** START Recorded information **
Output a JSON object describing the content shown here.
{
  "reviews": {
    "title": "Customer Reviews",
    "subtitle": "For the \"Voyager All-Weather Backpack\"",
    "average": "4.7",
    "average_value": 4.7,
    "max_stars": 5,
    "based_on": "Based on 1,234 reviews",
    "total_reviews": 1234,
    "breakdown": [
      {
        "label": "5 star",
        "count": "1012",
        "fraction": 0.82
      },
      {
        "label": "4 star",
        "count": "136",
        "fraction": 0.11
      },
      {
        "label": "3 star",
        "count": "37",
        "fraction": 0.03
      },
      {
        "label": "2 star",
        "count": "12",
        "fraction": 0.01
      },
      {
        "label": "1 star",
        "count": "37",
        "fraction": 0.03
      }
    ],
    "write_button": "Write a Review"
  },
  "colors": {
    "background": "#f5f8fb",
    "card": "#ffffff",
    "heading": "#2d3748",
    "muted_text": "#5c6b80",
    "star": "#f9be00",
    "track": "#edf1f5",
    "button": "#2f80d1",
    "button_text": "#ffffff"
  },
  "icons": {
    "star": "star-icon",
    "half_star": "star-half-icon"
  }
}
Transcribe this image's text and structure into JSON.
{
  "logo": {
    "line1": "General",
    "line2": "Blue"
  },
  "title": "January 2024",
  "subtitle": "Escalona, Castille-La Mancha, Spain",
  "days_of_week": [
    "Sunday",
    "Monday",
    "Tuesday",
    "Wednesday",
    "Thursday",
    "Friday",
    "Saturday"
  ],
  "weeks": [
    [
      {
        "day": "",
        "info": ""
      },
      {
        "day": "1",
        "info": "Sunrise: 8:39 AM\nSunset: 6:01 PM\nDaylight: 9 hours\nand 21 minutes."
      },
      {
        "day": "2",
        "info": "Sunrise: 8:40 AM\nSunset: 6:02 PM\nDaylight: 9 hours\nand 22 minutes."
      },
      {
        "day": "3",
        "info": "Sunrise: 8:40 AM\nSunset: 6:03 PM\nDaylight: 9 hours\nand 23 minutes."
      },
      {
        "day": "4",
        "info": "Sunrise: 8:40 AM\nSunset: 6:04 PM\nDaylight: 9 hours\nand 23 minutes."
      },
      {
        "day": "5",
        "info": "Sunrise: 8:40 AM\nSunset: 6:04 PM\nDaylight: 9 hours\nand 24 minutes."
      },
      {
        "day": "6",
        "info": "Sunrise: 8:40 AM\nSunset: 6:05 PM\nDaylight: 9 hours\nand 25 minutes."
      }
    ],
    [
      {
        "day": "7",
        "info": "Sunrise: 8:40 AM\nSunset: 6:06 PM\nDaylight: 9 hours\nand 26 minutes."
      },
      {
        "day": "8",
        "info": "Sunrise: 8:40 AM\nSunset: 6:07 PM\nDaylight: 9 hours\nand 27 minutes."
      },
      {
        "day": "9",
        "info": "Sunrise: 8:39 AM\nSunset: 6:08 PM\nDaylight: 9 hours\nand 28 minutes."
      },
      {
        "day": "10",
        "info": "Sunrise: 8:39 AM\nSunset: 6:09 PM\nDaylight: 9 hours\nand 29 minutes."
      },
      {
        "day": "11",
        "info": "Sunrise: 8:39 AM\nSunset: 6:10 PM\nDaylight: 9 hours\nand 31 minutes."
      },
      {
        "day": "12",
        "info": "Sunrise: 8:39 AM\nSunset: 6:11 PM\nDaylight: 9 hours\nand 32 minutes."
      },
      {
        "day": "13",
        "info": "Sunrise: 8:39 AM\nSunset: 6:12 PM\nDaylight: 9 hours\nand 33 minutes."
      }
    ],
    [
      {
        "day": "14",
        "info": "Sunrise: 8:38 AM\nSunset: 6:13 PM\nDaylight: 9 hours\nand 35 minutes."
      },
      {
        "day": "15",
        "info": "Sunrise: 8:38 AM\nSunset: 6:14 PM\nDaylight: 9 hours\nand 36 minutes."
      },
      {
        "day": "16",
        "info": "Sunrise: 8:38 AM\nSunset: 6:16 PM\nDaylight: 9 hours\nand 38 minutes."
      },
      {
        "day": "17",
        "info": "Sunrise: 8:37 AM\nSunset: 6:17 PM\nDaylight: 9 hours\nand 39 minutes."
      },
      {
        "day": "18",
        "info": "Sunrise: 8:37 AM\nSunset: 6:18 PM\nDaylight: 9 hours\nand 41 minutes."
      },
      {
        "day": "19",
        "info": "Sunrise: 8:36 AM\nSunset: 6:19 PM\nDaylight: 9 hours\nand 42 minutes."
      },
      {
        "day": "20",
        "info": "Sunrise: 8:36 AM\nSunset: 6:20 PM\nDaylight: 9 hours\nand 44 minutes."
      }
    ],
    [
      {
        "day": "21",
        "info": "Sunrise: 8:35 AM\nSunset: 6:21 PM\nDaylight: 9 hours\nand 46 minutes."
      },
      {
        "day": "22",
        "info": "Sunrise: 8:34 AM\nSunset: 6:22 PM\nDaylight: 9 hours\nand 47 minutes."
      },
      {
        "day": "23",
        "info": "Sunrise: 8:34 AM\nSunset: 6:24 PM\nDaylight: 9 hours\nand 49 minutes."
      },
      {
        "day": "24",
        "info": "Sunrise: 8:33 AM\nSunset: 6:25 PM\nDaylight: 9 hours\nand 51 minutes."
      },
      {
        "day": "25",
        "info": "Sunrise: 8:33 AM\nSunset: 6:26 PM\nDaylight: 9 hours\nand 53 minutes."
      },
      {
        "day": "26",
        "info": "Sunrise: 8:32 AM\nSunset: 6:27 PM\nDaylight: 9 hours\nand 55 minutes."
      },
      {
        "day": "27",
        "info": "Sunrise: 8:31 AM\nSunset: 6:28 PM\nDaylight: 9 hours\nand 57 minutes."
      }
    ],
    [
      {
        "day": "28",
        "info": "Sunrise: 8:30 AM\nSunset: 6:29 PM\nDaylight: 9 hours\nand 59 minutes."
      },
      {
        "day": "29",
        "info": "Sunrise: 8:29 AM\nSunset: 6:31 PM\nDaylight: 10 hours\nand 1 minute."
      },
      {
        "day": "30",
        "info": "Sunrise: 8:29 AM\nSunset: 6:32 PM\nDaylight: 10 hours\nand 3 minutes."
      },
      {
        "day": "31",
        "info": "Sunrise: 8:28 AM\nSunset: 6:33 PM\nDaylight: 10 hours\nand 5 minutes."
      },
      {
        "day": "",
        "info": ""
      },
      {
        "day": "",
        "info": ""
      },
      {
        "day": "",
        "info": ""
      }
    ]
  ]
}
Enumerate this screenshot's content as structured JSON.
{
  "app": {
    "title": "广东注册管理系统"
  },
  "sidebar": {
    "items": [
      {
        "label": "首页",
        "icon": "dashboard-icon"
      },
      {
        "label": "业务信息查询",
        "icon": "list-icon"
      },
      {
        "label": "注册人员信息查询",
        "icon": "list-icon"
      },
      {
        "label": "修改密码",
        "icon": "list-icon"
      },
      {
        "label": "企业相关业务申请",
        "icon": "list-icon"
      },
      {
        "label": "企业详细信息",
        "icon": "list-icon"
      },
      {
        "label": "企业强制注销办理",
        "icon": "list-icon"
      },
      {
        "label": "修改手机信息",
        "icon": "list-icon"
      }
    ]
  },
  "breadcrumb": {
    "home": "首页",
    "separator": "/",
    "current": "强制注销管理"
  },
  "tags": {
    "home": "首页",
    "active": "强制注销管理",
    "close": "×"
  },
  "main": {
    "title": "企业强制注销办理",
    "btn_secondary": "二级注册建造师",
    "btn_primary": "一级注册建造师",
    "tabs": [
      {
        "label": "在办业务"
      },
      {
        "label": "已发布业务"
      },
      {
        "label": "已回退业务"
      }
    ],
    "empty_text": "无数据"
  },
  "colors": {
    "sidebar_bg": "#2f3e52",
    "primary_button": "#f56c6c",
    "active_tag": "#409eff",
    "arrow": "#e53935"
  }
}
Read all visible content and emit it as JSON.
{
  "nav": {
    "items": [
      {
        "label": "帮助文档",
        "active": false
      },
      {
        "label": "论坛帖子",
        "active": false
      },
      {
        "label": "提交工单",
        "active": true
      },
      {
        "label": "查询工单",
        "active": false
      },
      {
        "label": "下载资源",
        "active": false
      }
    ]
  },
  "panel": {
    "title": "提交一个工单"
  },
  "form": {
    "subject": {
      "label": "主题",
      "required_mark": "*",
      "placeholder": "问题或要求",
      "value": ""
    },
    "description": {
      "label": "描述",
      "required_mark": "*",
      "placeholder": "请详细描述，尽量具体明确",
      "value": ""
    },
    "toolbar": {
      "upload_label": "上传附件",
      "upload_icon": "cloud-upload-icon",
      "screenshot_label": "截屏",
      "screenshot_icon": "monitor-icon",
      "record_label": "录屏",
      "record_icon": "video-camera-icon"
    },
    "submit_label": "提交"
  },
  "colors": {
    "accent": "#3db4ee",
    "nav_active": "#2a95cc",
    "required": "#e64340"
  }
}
** END Recorded information **
Task goal
Check each line of the entries above for the word "JSON". List the ones that have it.

Task answer
Output a JSON object describing the content shown here.
Transcribe this image's text and structure into JSON.
Enumerate this screenshot's content as structured JSON.
Read all visible content and emit it as JSON.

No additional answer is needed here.